▶ Given task
Below are some records; repeat them all exactly, minus the pictures.

(Records that describe figures)
****************************************

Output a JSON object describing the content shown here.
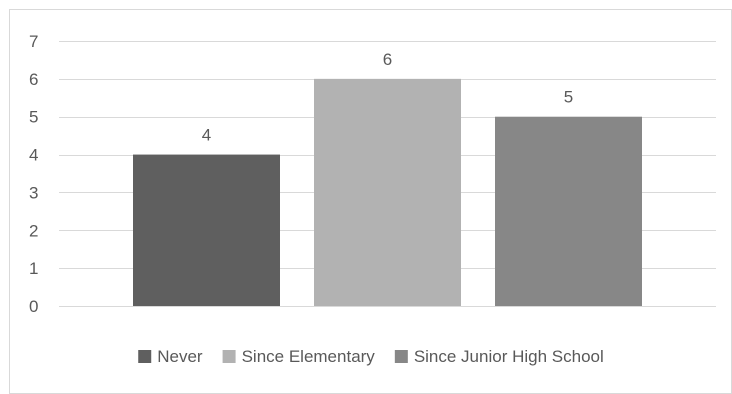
{
  "chart_data": {
    "type": "bar",
    "title": "",
    "xlabel": "",
    "ylabel": "",
    "ylim": [
      0,
      7
    ],
    "yticks": [
      0,
      1,
      2,
      3,
      4,
      5,
      6,
      7
    ],
    "grid": true,
    "legend_position": "bottom",
    "data_labels": true,
    "series": [
      {
        "name": "Never",
        "value": 4,
        "label": "4",
        "color": "#5f5f5f"
      },
      {
        "name": "Since Elementary",
        "value": 6,
        "label": "6",
        "color": "#b2b2b2"
      },
      {
        "name": "Since Junior High School",
        "value": 5,
        "label": "5",
        "color": "#878787"
      }
    ]
  }
}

****************************************

▶ Response for this exercise
Output a JSON object describing the content shown here.
{
  "chart_data": {
    "type": "bar",
    "title": "",
    "xlabel": "",
    "ylabel": "",
    "ylim": [
      0,
      7
    ],
    "yticks": [
      0,
      1,
      2,
      3,
      4,
      5,
      6,
      7
    ],
    "grid": true,
    "legend_position": "bottom",
    "data_labels": true,
    "series": [
      {
        "name": "Never",
        "value": 4,
        "label": "4",
        "color": "#5f5f5f"
      },
      {
        "name": "Since Elementary",
        "value": 6,
        "label": "6",
        "color": "#b2b2b2"
      },
      {
        "name": "Since Junior High School",
        "value": 5,
        "label": "5",
        "color": "#878787"
      }
    ]
  }
}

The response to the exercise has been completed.